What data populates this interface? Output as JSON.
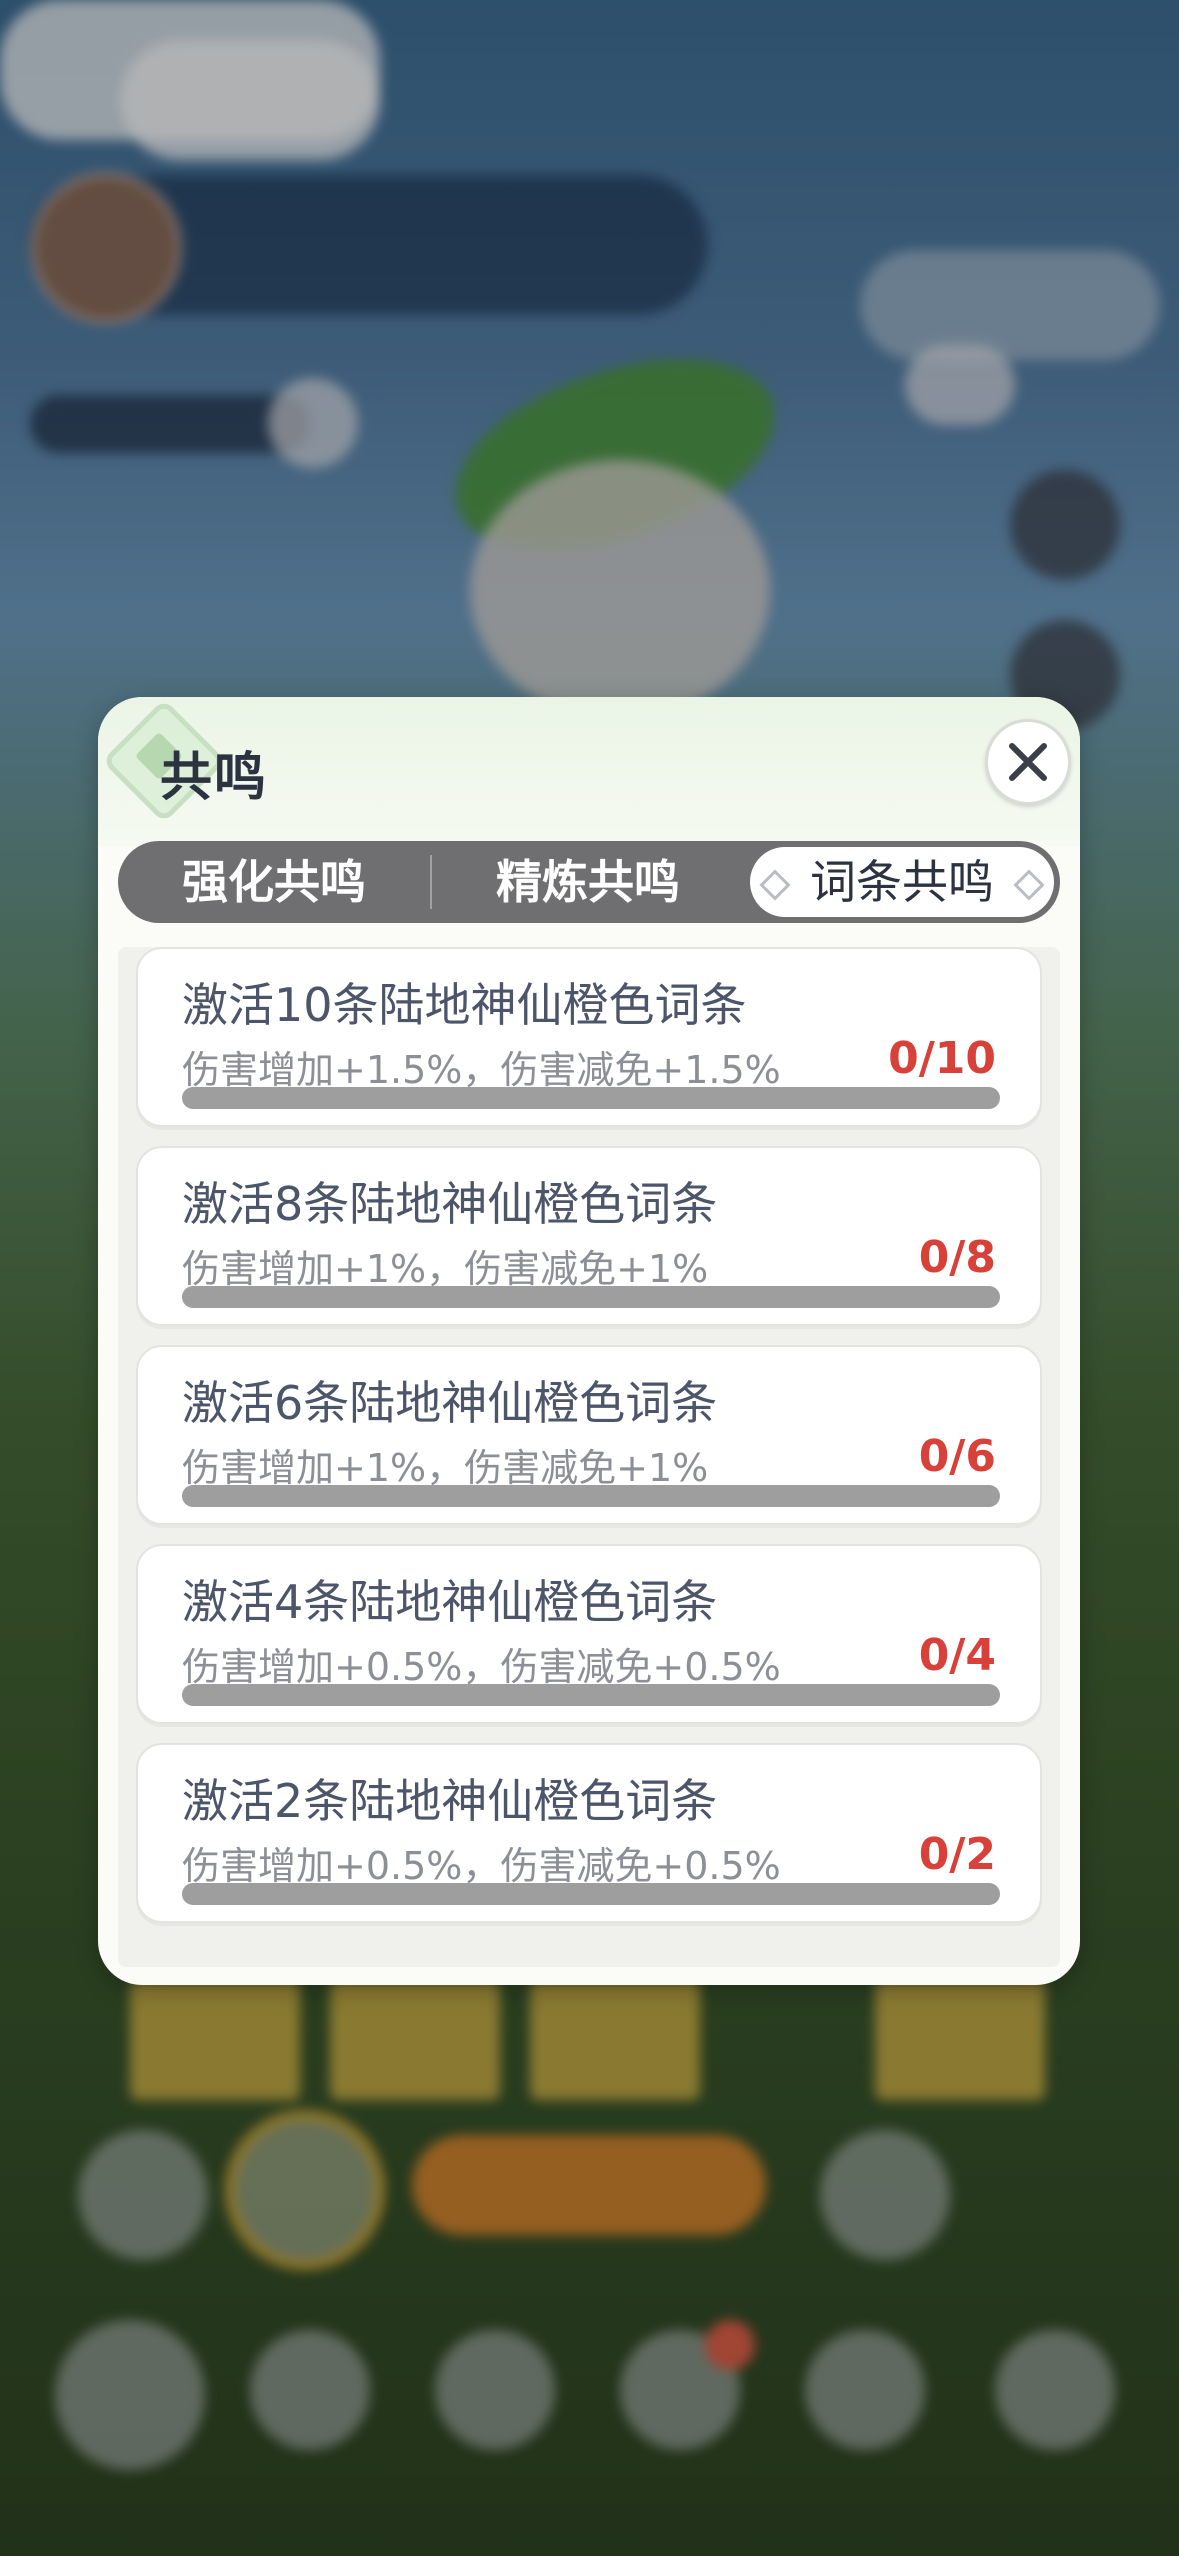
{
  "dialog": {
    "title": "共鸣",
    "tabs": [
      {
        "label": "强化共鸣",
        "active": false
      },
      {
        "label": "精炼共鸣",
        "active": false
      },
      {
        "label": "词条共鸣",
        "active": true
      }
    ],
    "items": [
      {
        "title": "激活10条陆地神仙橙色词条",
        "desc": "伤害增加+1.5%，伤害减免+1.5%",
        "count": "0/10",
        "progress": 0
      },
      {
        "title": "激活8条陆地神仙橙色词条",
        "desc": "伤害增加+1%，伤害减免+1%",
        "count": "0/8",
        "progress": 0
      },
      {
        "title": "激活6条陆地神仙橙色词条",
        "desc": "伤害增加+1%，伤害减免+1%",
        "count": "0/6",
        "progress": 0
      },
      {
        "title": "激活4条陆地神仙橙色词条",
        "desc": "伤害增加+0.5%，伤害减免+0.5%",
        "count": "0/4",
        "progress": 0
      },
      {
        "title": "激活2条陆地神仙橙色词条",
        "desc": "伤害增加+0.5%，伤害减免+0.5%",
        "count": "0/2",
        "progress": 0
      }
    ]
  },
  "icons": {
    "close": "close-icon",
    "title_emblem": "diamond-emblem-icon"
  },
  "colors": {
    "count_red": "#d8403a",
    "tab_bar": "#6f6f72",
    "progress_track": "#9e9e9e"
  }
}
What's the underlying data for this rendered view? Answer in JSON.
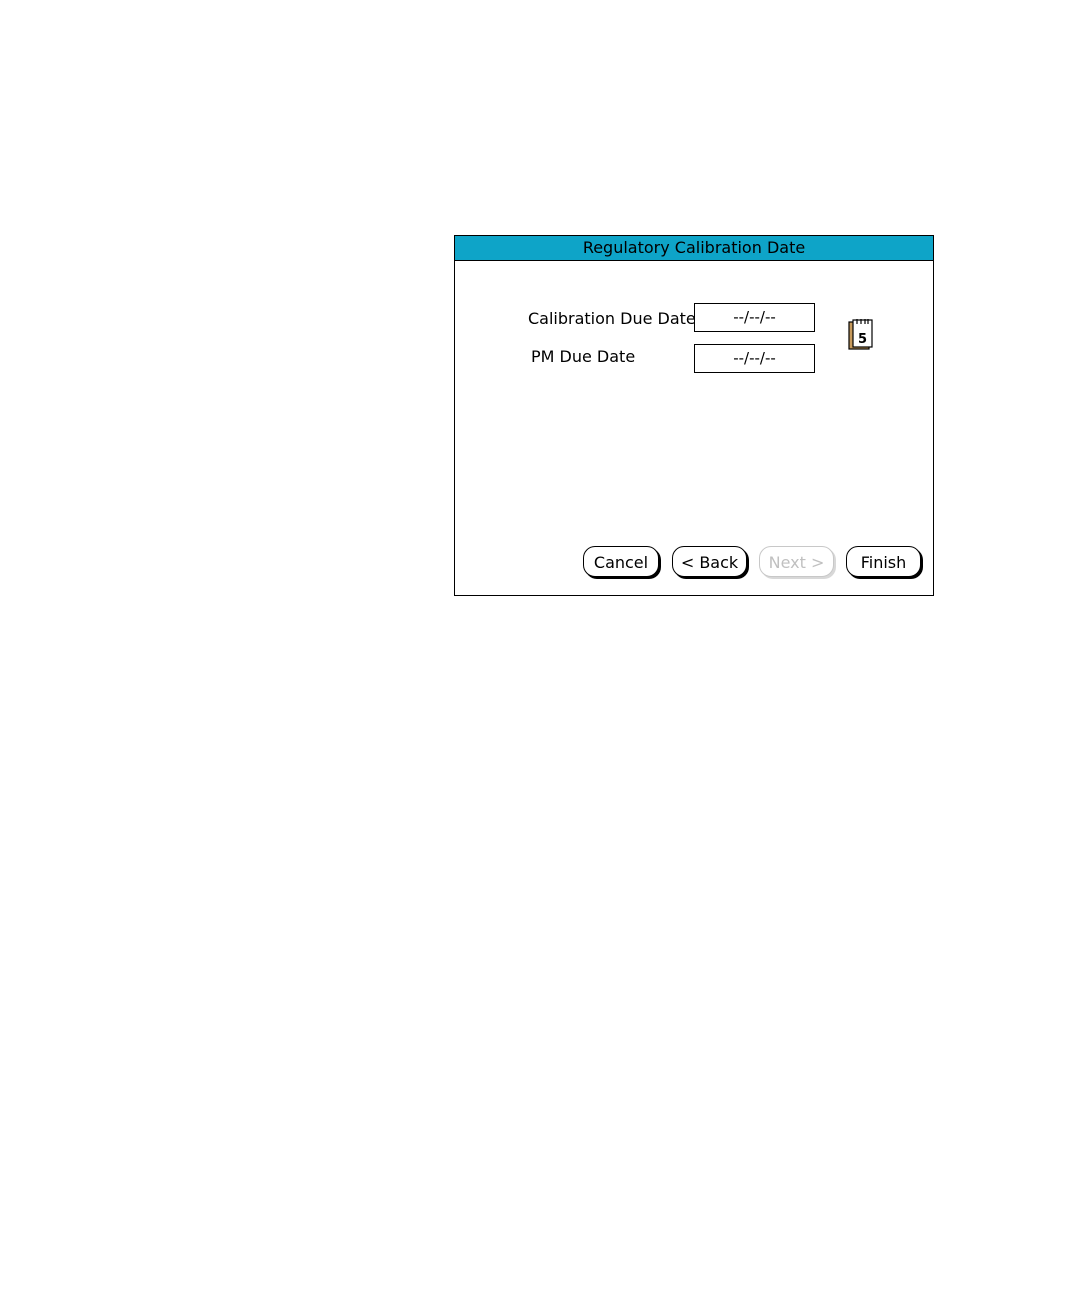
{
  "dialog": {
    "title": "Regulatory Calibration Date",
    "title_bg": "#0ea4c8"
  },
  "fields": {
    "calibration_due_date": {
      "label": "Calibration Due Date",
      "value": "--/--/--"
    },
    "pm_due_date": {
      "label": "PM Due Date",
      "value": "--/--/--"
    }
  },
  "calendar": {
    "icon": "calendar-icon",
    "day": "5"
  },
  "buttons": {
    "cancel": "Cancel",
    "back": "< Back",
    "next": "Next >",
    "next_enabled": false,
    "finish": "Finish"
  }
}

------------------------

- GIVEN EXERCISE: Extract all the data above exactly, excluding every picture.

- RESPONSE TO THE TASK:
What data populates this interface? Output as JSON.
{
  "dialog": {
    "title": "共鸣",
    "tabs": [
      {
        "label": "强化共鸣",
        "active": false
      },
      {
        "label": "精炼共鸣",
        "active": false
      },
      {
        "label": "词条共鸣",
        "active": true
      }
    ],
    "items": [
      {
        "title": "激活10条陆地神仙橙色词条",
        "desc": "伤害增加+1.5%，伤害减免+1.5%",
        "count": "0/10",
        "progress": 0
      },
      {
        "title": "激活8条陆地神仙橙色词条",
        "desc": "伤害增加+1%，伤害减免+1%",
        "count": "0/8",
        "progress": 0
      },
      {
        "title": "激活6条陆地神仙橙色词条",
        "desc": "伤害增加+1%，伤害减免+1%",
        "count": "0/6",
        "progress": 0
      },
      {
        "title": "激活4条陆地神仙橙色词条",
        "desc": "伤害增加+0.5%，伤害减免+0.5%",
        "count": "0/4",
        "progress": 0
      },
      {
        "title": "激活2条陆地神仙橙色词条",
        "desc": "伤害增加+0.5%，伤害减免+0.5%",
        "count": "0/2",
        "progress": 0
      }
    ]
  },
  "icons": {
    "close": "close-icon",
    "title_emblem": "diamond-emblem-icon"
  },
  "colors": {
    "count_red": "#d8403a",
    "tab_bar": "#6f6f72",
    "progress_track": "#9e9e9e"
  }
}
What's the underlying data for this rendered view? Answer in JSON.
{
  "dialog": {
    "title": "Regulatory Calibration Date",
    "title_bg": "#0ea4c8"
  },
  "fields": {
    "calibration_due_date": {
      "label": "Calibration Due Date",
      "value": "--/--/--"
    },
    "pm_due_date": {
      "label": "PM Due Date",
      "value": "--/--/--"
    }
  },
  "calendar": {
    "icon": "calendar-icon",
    "day": "5"
  },
  "buttons": {
    "cancel": "Cancel",
    "back": "< Back",
    "next": "Next >",
    "next_enabled": false,
    "finish": "Finish"
  }
}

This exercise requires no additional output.